#### Your task:
Gather the lines that hold the string "краевом".

:::

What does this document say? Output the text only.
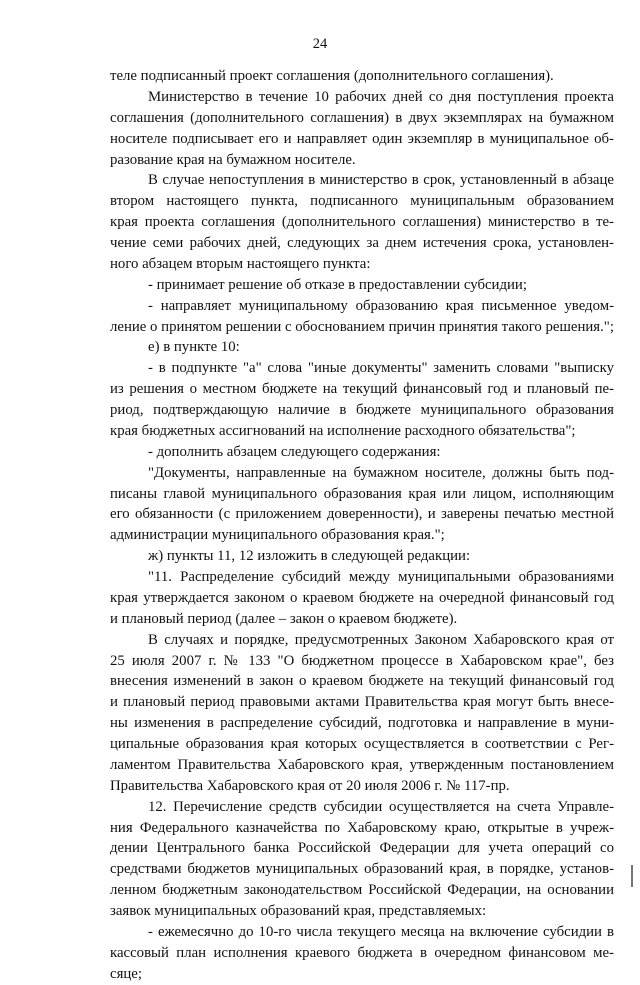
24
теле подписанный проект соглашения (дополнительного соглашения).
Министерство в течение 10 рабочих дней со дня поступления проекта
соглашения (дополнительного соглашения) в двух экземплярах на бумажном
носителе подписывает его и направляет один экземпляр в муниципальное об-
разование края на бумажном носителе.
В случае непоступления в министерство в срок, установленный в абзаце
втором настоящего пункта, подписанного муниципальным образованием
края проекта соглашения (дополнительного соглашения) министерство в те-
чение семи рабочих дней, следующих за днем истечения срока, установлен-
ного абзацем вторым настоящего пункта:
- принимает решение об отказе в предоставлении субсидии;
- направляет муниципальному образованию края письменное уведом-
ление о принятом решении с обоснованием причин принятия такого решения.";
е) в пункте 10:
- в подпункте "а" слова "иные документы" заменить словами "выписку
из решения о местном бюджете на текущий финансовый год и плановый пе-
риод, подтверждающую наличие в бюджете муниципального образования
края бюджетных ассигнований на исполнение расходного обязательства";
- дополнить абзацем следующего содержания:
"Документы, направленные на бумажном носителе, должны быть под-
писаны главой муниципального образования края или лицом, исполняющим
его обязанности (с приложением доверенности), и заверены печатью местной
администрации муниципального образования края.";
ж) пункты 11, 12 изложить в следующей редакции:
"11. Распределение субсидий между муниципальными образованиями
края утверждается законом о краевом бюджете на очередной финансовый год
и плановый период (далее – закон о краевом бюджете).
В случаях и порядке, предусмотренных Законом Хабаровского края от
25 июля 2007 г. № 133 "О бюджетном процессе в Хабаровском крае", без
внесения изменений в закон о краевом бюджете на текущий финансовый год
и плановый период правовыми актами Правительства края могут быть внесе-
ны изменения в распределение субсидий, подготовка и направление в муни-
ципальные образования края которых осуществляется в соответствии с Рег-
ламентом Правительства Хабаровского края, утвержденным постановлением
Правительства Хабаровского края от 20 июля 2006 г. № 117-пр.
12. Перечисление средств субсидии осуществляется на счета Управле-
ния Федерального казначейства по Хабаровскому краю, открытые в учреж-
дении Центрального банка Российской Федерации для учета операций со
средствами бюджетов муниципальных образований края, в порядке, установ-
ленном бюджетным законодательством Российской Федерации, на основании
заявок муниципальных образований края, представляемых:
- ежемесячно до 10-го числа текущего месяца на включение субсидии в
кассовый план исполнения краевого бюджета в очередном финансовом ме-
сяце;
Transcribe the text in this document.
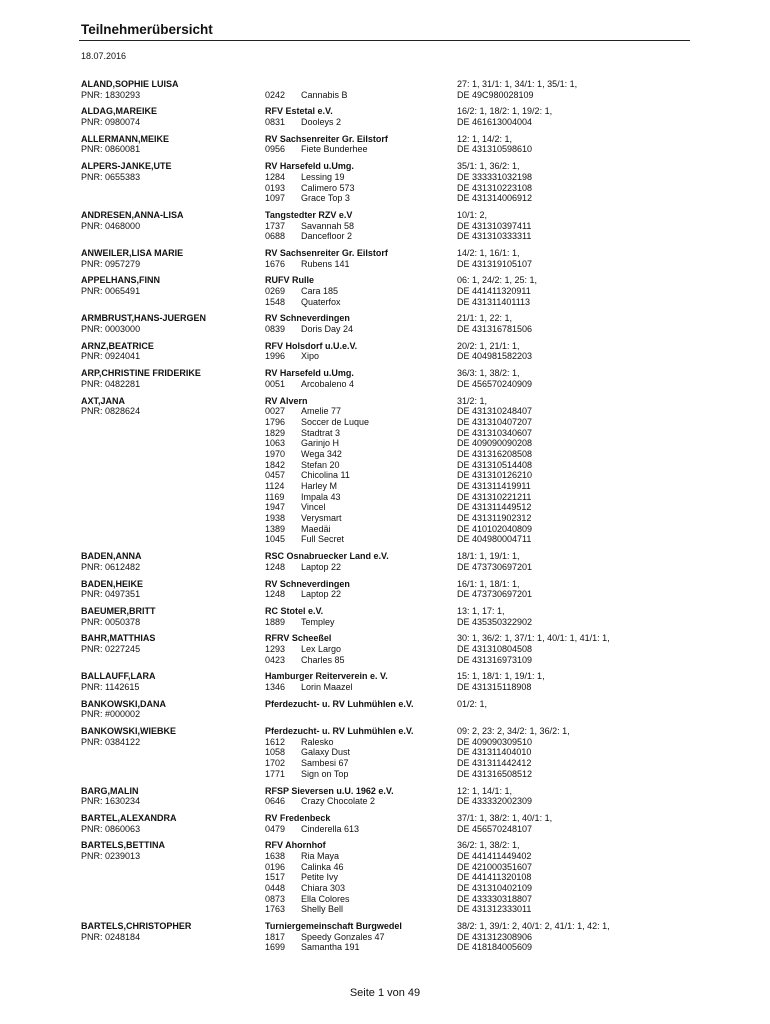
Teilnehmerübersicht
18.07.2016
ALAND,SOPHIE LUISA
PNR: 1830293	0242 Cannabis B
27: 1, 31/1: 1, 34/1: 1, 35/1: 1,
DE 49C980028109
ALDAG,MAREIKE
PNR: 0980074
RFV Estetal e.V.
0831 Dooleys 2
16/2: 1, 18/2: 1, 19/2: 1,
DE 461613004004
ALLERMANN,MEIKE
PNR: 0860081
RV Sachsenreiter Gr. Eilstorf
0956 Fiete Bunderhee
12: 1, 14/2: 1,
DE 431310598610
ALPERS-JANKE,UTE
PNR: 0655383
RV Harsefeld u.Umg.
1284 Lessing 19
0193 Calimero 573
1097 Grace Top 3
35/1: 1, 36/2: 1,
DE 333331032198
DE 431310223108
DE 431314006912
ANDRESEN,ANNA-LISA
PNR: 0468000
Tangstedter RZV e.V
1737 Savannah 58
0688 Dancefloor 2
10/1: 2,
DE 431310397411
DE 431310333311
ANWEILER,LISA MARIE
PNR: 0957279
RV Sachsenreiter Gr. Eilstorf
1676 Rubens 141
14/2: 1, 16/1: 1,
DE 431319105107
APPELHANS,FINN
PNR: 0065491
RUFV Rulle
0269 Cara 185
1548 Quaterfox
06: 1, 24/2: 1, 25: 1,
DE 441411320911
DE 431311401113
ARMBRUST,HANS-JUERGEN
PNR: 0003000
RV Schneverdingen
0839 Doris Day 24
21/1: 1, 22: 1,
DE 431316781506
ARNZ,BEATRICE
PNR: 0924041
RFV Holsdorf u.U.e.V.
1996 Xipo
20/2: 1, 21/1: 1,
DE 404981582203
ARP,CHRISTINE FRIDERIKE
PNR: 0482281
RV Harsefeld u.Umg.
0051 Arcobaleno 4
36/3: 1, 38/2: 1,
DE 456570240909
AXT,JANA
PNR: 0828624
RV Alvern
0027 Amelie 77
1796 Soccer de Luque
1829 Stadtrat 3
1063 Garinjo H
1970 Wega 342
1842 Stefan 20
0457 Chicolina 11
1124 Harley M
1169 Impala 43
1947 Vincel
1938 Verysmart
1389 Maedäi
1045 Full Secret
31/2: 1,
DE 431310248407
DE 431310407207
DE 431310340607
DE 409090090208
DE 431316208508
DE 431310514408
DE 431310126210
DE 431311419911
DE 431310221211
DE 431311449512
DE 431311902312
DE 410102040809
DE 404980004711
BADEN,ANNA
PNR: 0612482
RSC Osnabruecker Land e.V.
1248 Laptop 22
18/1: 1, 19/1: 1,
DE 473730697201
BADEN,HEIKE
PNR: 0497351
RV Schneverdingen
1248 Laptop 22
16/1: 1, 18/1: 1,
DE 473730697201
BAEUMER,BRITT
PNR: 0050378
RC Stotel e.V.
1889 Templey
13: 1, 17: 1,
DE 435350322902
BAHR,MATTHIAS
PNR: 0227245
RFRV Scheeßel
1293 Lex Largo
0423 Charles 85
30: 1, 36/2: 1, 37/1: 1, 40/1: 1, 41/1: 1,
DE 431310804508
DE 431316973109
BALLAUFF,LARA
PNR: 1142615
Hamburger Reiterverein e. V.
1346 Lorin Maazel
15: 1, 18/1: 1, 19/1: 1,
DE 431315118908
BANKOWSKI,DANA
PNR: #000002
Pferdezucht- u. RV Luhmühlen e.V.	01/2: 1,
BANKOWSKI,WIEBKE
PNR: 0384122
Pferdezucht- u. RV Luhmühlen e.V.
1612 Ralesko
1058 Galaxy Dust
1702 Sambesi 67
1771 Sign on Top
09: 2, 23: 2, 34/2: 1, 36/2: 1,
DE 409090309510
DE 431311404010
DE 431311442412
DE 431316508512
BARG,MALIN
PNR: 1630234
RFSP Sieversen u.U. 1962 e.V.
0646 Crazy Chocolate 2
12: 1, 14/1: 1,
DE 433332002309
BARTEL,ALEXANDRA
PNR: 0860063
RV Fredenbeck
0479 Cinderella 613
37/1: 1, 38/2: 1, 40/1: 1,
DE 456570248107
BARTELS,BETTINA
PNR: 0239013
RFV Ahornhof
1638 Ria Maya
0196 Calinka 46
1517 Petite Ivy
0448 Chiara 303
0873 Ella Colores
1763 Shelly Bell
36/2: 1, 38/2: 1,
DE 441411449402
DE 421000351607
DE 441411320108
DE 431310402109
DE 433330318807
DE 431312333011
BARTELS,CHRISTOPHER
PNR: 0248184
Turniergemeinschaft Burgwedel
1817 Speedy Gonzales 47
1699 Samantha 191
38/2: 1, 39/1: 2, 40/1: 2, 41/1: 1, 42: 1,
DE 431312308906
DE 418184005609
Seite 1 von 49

:::

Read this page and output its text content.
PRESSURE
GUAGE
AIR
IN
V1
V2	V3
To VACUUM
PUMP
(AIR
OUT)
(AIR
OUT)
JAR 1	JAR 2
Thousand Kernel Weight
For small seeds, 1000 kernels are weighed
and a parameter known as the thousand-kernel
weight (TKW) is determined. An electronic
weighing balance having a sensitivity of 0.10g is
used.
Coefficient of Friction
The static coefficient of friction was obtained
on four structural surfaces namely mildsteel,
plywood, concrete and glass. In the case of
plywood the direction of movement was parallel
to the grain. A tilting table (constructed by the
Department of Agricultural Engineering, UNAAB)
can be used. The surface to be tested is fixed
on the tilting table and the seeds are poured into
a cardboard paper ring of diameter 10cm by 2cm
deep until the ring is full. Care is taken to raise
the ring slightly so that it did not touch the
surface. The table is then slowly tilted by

:::

#### Answer to this task:
края утверждается законом о краевом бюджете на очередной финансовый год
и плановый период (далее – закон о краевом бюджете).
внесения изменений в закон о краевом бюджете на текущий финансовый год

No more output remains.